> _SELECTED PASSAGE_
Segment Open
In all cases of transarticular screw fixation we use supplemental posterior tension-band constructs by performing the Sonntag modification of the Gallie-type fusion with Atlas titanium cables (Medtronic Sofamor Danek). This technique provides added stability, particularly in flexion and extension, without the potential morbidity associated with passing sublaminar wires under C-2. We have also used a posterior clamp fixation system (Apofix, Medtronic Sofamor Danek) for tension-band constructs, which has yielded excellent results (Fig. 4). Decortication of the inferior C-1 ring prior to final placement of the graft is critical, as it has been our experience that this region is the region in which a pseudarthrosis will most commonly occur. The graft for the posterior construct is harvested more laterally along the posterior iliac crest, approximately five finger-breadths lateral to the posterosuperior iliac spine. In this region the pelvis takes on an anatomical configuration more suited for the anatomy of the C1-2 region. The curve of this portion of the ilium matches that of the C1-2 interspace. Although the incision necessary for harvesting a more lateral graft (five finger-breadths off of the midline) is slightly more lateral than the standard incision, it is important to stay within 8 cm medial to the posteroinferior iliac crest to avoid injury to the cluneal nerves. A tricortical autologous iliac crest graft is harvested, and the superior cortex is removed using an oscillating saw. The remaining curved rectangular bicortical graft is placed with medullary bone interfacing both the decorticated inferior surface of C-1 and the decorticated superior surface of C-2.

Figure 4. Postoperative radiographic studies. Left: Lateral cervical spine x-ray film obtained in a patient 2 years after undergoing C1-2 transarticular screw fixation and posterior tension banding with Apofix for treatment of an odontoid fracture with transverse ligament disruption. Note the solid arthrodesis with confluent bone incorporating the posterior graft, as well as the engaged superior cortex of the C-1 lateral mass. Right: Cervical spine x-ray film (AP view) obtained in the same patient, demonstrating optimum screw position.

Postoperative Management

Postoperative management is similar for patients who have undergone either an anterior odontiod screw fixation or a transarticular screw fixation procedure. The patients are monitored closely for neurological and respiratory changes in the recovery room and are then transferred to the ward. Almost all patients are discharged from the hospital within the first few days of surgery regardless of which surgical approach was undertaken.

Patients in whom either of these procedures are performed undergo rigid cervical collar for 12 weeks postoperatively. Outpatient follow up is typically conducted at 6, 12, and 24 weeks as well as at 1 and 2 years postoperatively. Clinical assessment of functional status and postoperative flexion-extension radiographic evaluation are performed during these sessions. We also obtain CT scans with sagittal reconstructions if the adequacy of fusion can not be determined on plain x-ray films.
Segment Closed
Data for understanding documents
Segment Open
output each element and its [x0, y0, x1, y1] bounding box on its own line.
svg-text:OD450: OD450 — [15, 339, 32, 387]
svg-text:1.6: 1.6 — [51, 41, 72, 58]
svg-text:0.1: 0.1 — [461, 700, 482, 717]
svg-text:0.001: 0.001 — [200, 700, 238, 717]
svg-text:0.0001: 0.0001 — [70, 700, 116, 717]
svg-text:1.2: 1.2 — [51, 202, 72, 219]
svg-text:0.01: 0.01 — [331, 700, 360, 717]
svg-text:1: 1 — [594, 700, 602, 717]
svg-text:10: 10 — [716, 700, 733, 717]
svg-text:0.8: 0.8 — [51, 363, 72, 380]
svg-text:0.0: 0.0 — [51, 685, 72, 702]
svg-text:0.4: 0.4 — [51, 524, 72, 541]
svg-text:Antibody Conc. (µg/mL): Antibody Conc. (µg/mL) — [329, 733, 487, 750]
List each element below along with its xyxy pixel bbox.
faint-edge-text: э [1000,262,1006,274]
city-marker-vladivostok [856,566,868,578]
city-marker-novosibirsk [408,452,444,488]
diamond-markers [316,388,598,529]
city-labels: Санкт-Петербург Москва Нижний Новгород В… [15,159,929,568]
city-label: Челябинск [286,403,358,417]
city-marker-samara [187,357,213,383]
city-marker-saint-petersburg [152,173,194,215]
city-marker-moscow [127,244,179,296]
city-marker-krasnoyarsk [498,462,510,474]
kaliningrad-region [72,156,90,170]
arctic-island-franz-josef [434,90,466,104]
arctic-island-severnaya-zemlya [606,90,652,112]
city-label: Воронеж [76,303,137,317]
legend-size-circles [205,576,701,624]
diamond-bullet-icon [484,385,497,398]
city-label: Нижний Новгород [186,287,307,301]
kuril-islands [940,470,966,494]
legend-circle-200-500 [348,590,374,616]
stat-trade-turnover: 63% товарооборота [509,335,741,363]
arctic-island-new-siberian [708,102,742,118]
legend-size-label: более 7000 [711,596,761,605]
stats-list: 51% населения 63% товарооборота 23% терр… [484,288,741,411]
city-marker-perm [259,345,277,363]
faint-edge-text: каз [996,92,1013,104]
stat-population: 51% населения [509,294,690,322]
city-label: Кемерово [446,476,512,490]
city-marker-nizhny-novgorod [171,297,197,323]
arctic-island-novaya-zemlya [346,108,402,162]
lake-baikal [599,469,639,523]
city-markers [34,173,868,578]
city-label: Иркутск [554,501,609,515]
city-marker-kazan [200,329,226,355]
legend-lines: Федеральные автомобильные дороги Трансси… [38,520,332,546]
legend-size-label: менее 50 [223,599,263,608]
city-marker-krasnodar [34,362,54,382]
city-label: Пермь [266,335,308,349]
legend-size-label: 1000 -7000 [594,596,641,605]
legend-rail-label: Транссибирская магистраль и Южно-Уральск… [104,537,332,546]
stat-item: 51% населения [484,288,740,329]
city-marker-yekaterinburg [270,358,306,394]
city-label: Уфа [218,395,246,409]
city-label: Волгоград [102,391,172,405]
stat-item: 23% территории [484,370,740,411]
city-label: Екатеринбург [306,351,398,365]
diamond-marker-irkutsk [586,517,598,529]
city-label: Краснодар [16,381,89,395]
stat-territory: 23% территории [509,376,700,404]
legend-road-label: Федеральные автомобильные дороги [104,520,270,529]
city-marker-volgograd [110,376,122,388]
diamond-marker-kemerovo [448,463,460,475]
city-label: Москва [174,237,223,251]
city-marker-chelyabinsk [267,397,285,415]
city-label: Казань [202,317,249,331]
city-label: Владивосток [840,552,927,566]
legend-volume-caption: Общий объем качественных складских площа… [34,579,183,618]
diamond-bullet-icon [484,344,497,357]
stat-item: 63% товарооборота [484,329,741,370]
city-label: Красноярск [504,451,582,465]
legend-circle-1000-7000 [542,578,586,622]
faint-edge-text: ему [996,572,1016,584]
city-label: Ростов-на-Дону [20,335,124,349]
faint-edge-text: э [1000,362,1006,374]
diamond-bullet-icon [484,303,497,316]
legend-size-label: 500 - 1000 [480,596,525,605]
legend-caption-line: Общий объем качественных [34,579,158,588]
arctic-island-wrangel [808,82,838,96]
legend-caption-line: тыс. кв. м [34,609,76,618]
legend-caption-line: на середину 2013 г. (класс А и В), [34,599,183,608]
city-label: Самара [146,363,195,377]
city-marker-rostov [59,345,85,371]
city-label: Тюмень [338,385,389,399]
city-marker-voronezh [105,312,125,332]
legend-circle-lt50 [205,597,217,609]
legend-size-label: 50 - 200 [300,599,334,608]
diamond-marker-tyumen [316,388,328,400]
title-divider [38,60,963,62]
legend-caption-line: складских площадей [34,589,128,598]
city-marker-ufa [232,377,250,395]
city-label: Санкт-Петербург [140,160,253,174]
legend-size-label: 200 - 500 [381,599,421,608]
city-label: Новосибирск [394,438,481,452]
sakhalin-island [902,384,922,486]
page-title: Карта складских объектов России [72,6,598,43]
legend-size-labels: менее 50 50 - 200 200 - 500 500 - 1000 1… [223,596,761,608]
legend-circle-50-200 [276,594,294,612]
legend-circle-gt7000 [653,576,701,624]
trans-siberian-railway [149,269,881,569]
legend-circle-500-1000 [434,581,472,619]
Segment Closed
According to the passage on C1-2 screw fixation, how long do patients wear a rigid cervical collar after either procedure? The items have no connection to the passage on C1-2 screw fixation.

> _REPLY TO THE TASK_
12 weeks